▶ _What to do_
Reproduce the listing below exactly. Pictures do not belong in the copy.

▶ _Provided records_

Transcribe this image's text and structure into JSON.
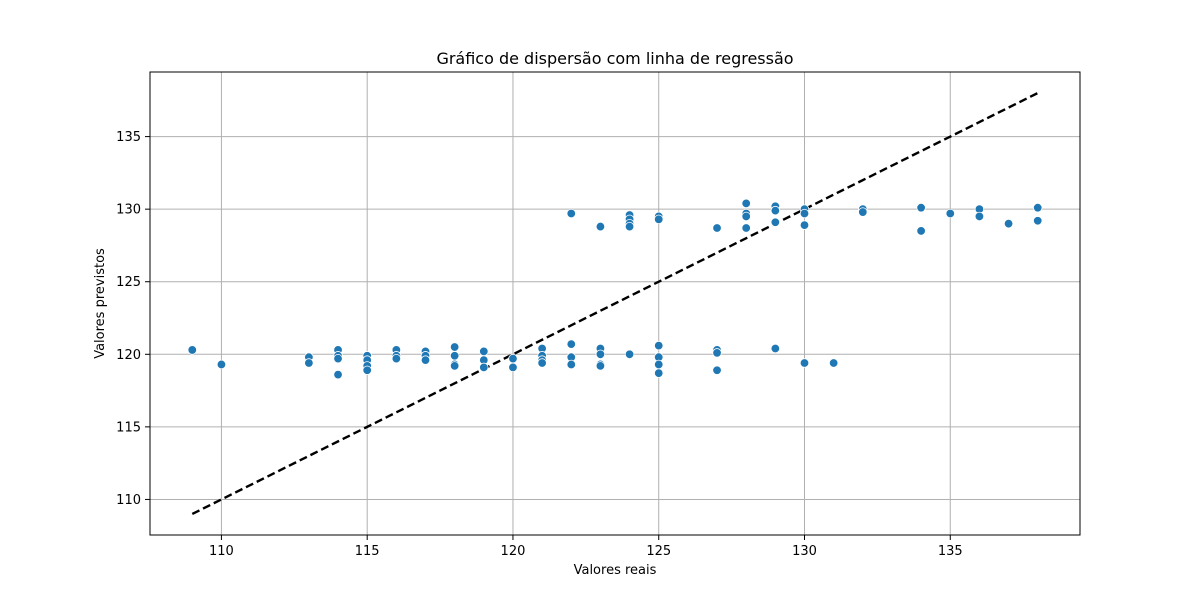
{
  "chart_data": {
    "type": "scatter",
    "title": "Gráfico de dispersão com linha de regressão",
    "xlabel": "Valores reais",
    "ylabel": "Valores previstos",
    "xlim": [
      107.55,
      139.45
    ],
    "ylim": [
      107.55,
      139.45
    ],
    "xticks": [
      110,
      115,
      120,
      125,
      130,
      135
    ],
    "yticks": [
      110,
      115,
      120,
      125,
      130,
      135
    ],
    "xtick_labels": [
      "110",
      "115",
      "120",
      "125",
      "130",
      "135"
    ],
    "ytick_labels": [
      "110",
      "115",
      "120",
      "125",
      "130",
      "135"
    ],
    "grid": true,
    "point_color": "#1f77b4",
    "line_color": "#000000",
    "regression_line": {
      "style": "dashed",
      "x": [
        109,
        138
      ],
      "y": [
        109,
        138
      ]
    },
    "points": [
      {
        "x": 109,
        "y": 120.3
      },
      {
        "x": 110,
        "y": 119.3
      },
      {
        "x": 113,
        "y": 119.8
      },
      {
        "x": 113,
        "y": 119.4
      },
      {
        "x": 114,
        "y": 120.3
      },
      {
        "x": 114,
        "y": 119.9
      },
      {
        "x": 114,
        "y": 119.7
      },
      {
        "x": 114,
        "y": 118.6
      },
      {
        "x": 115,
        "y": 119.9
      },
      {
        "x": 115,
        "y": 119.6
      },
      {
        "x": 115,
        "y": 119.2
      },
      {
        "x": 115,
        "y": 118.9
      },
      {
        "x": 116,
        "y": 120.3
      },
      {
        "x": 116,
        "y": 119.9
      },
      {
        "x": 116,
        "y": 119.7
      },
      {
        "x": 117,
        "y": 120.2
      },
      {
        "x": 117,
        "y": 119.9
      },
      {
        "x": 117,
        "y": 119.6
      },
      {
        "x": 118,
        "y": 120.5
      },
      {
        "x": 118,
        "y": 119.9
      },
      {
        "x": 118,
        "y": 119.3
      },
      {
        "x": 118,
        "y": 119.2
      },
      {
        "x": 119,
        "y": 120.2
      },
      {
        "x": 119,
        "y": 119.6
      },
      {
        "x": 119,
        "y": 119.1
      },
      {
        "x": 120,
        "y": 119.7
      },
      {
        "x": 120,
        "y": 119.1
      },
      {
        "x": 121,
        "y": 120.4
      },
      {
        "x": 121,
        "y": 119.9
      },
      {
        "x": 121,
        "y": 119.6
      },
      {
        "x": 121,
        "y": 119.4
      },
      {
        "x": 122,
        "y": 129.7
      },
      {
        "x": 122,
        "y": 120.7
      },
      {
        "x": 122,
        "y": 119.8
      },
      {
        "x": 122,
        "y": 119.3
      },
      {
        "x": 123,
        "y": 128.8
      },
      {
        "x": 123,
        "y": 120.4
      },
      {
        "x": 123,
        "y": 120.0
      },
      {
        "x": 123,
        "y": 119.3
      },
      {
        "x": 123,
        "y": 119.2
      },
      {
        "x": 124,
        "y": 129.6
      },
      {
        "x": 124,
        "y": 129.3
      },
      {
        "x": 124,
        "y": 129.0
      },
      {
        "x": 124,
        "y": 128.8
      },
      {
        "x": 124,
        "y": 120.0
      },
      {
        "x": 125,
        "y": 129.5
      },
      {
        "x": 125,
        "y": 129.3
      },
      {
        "x": 125,
        "y": 120.6
      },
      {
        "x": 125,
        "y": 119.8
      },
      {
        "x": 125,
        "y": 119.3
      },
      {
        "x": 125,
        "y": 118.7
      },
      {
        "x": 127,
        "y": 128.7
      },
      {
        "x": 127,
        "y": 120.3
      },
      {
        "x": 127,
        "y": 120.1
      },
      {
        "x": 127,
        "y": 118.9
      },
      {
        "x": 128,
        "y": 130.4
      },
      {
        "x": 128,
        "y": 129.7
      },
      {
        "x": 128,
        "y": 129.5
      },
      {
        "x": 128,
        "y": 128.7
      },
      {
        "x": 129,
        "y": 130.2
      },
      {
        "x": 129,
        "y": 129.9
      },
      {
        "x": 129,
        "y": 129.1
      },
      {
        "x": 129,
        "y": 120.4
      },
      {
        "x": 130,
        "y": 130.0
      },
      {
        "x": 130,
        "y": 129.7
      },
      {
        "x": 130,
        "y": 128.9
      },
      {
        "x": 130,
        "y": 119.4
      },
      {
        "x": 131,
        "y": 119.4
      },
      {
        "x": 132,
        "y": 130.0
      },
      {
        "x": 132,
        "y": 129.8
      },
      {
        "x": 134,
        "y": 130.1
      },
      {
        "x": 134,
        "y": 128.5
      },
      {
        "x": 135,
        "y": 129.7
      },
      {
        "x": 136,
        "y": 130.0
      },
      {
        "x": 136,
        "y": 129.5
      },
      {
        "x": 137,
        "y": 129.0
      },
      {
        "x": 138,
        "y": 130.1
      },
      {
        "x": 138,
        "y": 129.2
      }
    ]
  }
}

▶ _Finished task_
Transcribe this image's text and structure into JSON.
{
  "chart_data": {
    "type": "scatter",
    "title": "Gráfico de dispersão com linha de regressão",
    "xlabel": "Valores reais",
    "ylabel": "Valores previstos",
    "xlim": [
      107.55,
      139.45
    ],
    "ylim": [
      107.55,
      139.45
    ],
    "xticks": [
      110,
      115,
      120,
      125,
      130,
      135
    ],
    "yticks": [
      110,
      115,
      120,
      125,
      130,
      135
    ],
    "xtick_labels": [
      "110",
      "115",
      "120",
      "125",
      "130",
      "135"
    ],
    "ytick_labels": [
      "110",
      "115",
      "120",
      "125",
      "130",
      "135"
    ],
    "grid": true,
    "point_color": "#1f77b4",
    "line_color": "#000000",
    "regression_line": {
      "style": "dashed",
      "x": [
        109,
        138
      ],
      "y": [
        109,
        138
      ]
    },
    "points": [
      {
        "x": 109,
        "y": 120.3
      },
      {
        "x": 110,
        "y": 119.3
      },
      {
        "x": 113,
        "y": 119.8
      },
      {
        "x": 113,
        "y": 119.4
      },
      {
        "x": 114,
        "y": 120.3
      },
      {
        "x": 114,
        "y": 119.9
      },
      {
        "x": 114,
        "y": 119.7
      },
      {
        "x": 114,
        "y": 118.6
      },
      {
        "x": 115,
        "y": 119.9
      },
      {
        "x": 115,
        "y": 119.6
      },
      {
        "x": 115,
        "y": 119.2
      },
      {
        "x": 115,
        "y": 118.9
      },
      {
        "x": 116,
        "y": 120.3
      },
      {
        "x": 116,
        "y": 119.9
      },
      {
        "x": 116,
        "y": 119.7
      },
      {
        "x": 117,
        "y": 120.2
      },
      {
        "x": 117,
        "y": 119.9
      },
      {
        "x": 117,
        "y": 119.6
      },
      {
        "x": 118,
        "y": 120.5
      },
      {
        "x": 118,
        "y": 119.9
      },
      {
        "x": 118,
        "y": 119.3
      },
      {
        "x": 118,
        "y": 119.2
      },
      {
        "x": 119,
        "y": 120.2
      },
      {
        "x": 119,
        "y": 119.6
      },
      {
        "x": 119,
        "y": 119.1
      },
      {
        "x": 120,
        "y": 119.7
      },
      {
        "x": 120,
        "y": 119.1
      },
      {
        "x": 121,
        "y": 120.4
      },
      {
        "x": 121,
        "y": 119.9
      },
      {
        "x": 121,
        "y": 119.6
      },
      {
        "x": 121,
        "y": 119.4
      },
      {
        "x": 122,
        "y": 129.7
      },
      {
        "x": 122,
        "y": 120.7
      },
      {
        "x": 122,
        "y": 119.8
      },
      {
        "x": 122,
        "y": 119.3
      },
      {
        "x": 123,
        "y": 128.8
      },
      {
        "x": 123,
        "y": 120.4
      },
      {
        "x": 123,
        "y": 120.0
      },
      {
        "x": 123,
        "y": 119.3
      },
      {
        "x": 123,
        "y": 119.2
      },
      {
        "x": 124,
        "y": 129.6
      },
      {
        "x": 124,
        "y": 129.3
      },
      {
        "x": 124,
        "y": 129.0
      },
      {
        "x": 124,
        "y": 128.8
      },
      {
        "x": 124,
        "y": 120.0
      },
      {
        "x": 125,
        "y": 129.5
      },
      {
        "x": 125,
        "y": 129.3
      },
      {
        "x": 125,
        "y": 120.6
      },
      {
        "x": 125,
        "y": 119.8
      },
      {
        "x": 125,
        "y": 119.3
      },
      {
        "x": 125,
        "y": 118.7
      },
      {
        "x": 127,
        "y": 128.7
      },
      {
        "x": 127,
        "y": 120.3
      },
      {
        "x": 127,
        "y": 120.1
      },
      {
        "x": 127,
        "y": 118.9
      },
      {
        "x": 128,
        "y": 130.4
      },
      {
        "x": 128,
        "y": 129.7
      },
      {
        "x": 128,
        "y": 129.5
      },
      {
        "x": 128,
        "y": 128.7
      },
      {
        "x": 129,
        "y": 130.2
      },
      {
        "x": 129,
        "y": 129.9
      },
      {
        "x": 129,
        "y": 129.1
      },
      {
        "x": 129,
        "y": 120.4
      },
      {
        "x": 130,
        "y": 130.0
      },
      {
        "x": 130,
        "y": 129.7
      },
      {
        "x": 130,
        "y": 128.9
      },
      {
        "x": 130,
        "y": 119.4
      },
      {
        "x": 131,
        "y": 119.4
      },
      {
        "x": 132,
        "y": 130.0
      },
      {
        "x": 132,
        "y": 129.8
      },
      {
        "x": 134,
        "y": 130.1
      },
      {
        "x": 134,
        "y": 128.5
      },
      {
        "x": 135,
        "y": 129.7
      },
      {
        "x": 136,
        "y": 130.0
      },
      {
        "x": 136,
        "y": 129.5
      },
      {
        "x": 137,
        "y": 129.0
      },
      {
        "x": 138,
        "y": 130.1
      },
      {
        "x": 138,
        "y": 129.2
      }
    ]
  }
}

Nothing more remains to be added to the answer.